Will you transcribe all the entries word for word, skipping the pictures they hold?

══════════

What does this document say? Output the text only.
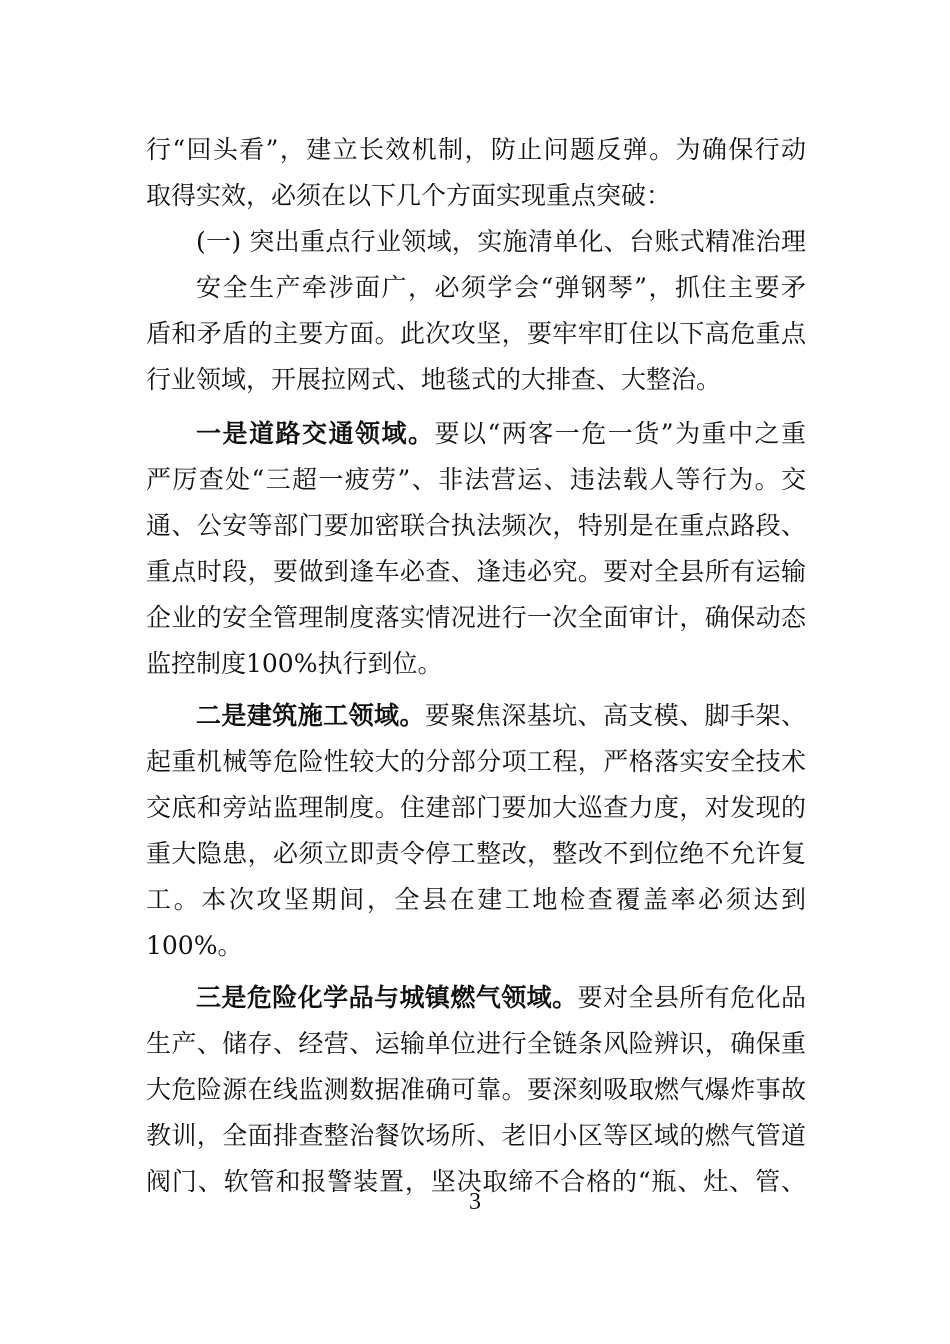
行“回头看”，建立长效机制，防止问题反弹。为确保行动
取得实效，必须在以下几个方面实现重点突破：
(一) 突出重点行业领域，实施清单化、台账式精准治理
安全生产牵涉面广，必须学会“弹钢琴”，抓住主要矛
盾和矛盾的主要方面。此次攻坚，要牢牢盯住以下高危重点
行业领域，开展拉网式、地毯式的大排查、大整治。
一是道路交通领域。要以“两客一危一货”为重中之重
严厉查处“三超一疲劳”、非法营运、违法载人等行为。交
通、公安等部门要加密联合执法频次，特别是在重点路段、
重点时段，要做到逢车必查、逢违必究。要对全县所有运输
企业的安全管理制度落实情况进行一次全面审计，确保动态
监控制度100%执行到位。
二是建筑施工领域。要聚焦深基坑、高支模、脚手架、
起重机械等危险性较大的分部分项工程，严格落实安全技术
交底和旁站监理制度。住建部门要加大巡查力度，对发现的
重大隐患，必须立即责令停工整改，整改不到位绝不允许复
工。本次攻坚期间，全县在建工地检查覆盖率必须达到
100%。
三是危险化学品与城镇燃气领域。要对全县所有危化品
生产、储存、经营、运输单位进行全链条风险辨识，确保重
大危险源在线监测数据准确可靠。要深刻吸取燃气爆炸事故
教训，全面排查整治餐饮场所、老旧小区等区域的燃气管道
阀门、软管和报警装置，坚决取缔不合格的“瓶、灶、管、
3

══════════

--- Finished exercise ---
What does this document say? Output the text only.
行“回头看”，建立长效机制，防止问题反弹。为确保行动
取得实效，必须在以下几个方面实现重点突破：
(一) 突出重点行业领域，实施清单化、台账式精准治理
安全生产牵涉面广，必须学会“弹钢琴”，抓住主要矛
盾和矛盾的主要方面。此次攻坚，要牢牢盯住以下高危重点
行业领域，开展拉网式、地毯式的大排查、大整治。
一是道路交通领域。要以“两客一危一货”为重中之重
严厉查处“三超一疲劳”、非法营运、违法载人等行为。交
通、公安等部门要加密联合执法频次，特别是在重点路段、
重点时段，要做到逢车必查、逢违必究。要对全县所有运输
企业的安全管理制度落实情况进行一次全面审计，确保动态
监控制度100%执行到位。
二是建筑施工领域。要聚焦深基坑、高支模、脚手架、
起重机械等危险性较大的分部分项工程，严格落实安全技术
交底和旁站监理制度。住建部门要加大巡查力度，对发现的
重大隐患，必须立即责令停工整改，整改不到位绝不允许复
工。本次攻坚期间，全县在建工地检查覆盖率必须达到
100%。
三是危险化学品与城镇燃气领域。要对全县所有危化品
生产、储存、经营、运输单位进行全链条风险辨识，确保重
大危险源在线监测数据准确可靠。要深刻吸取燃气爆炸事故
教训，全面排查整治餐饮场所、老旧小区等区域的燃气管道
阀门、软管和报警装置，坚决取缔不合格的“瓶、灶、管、
3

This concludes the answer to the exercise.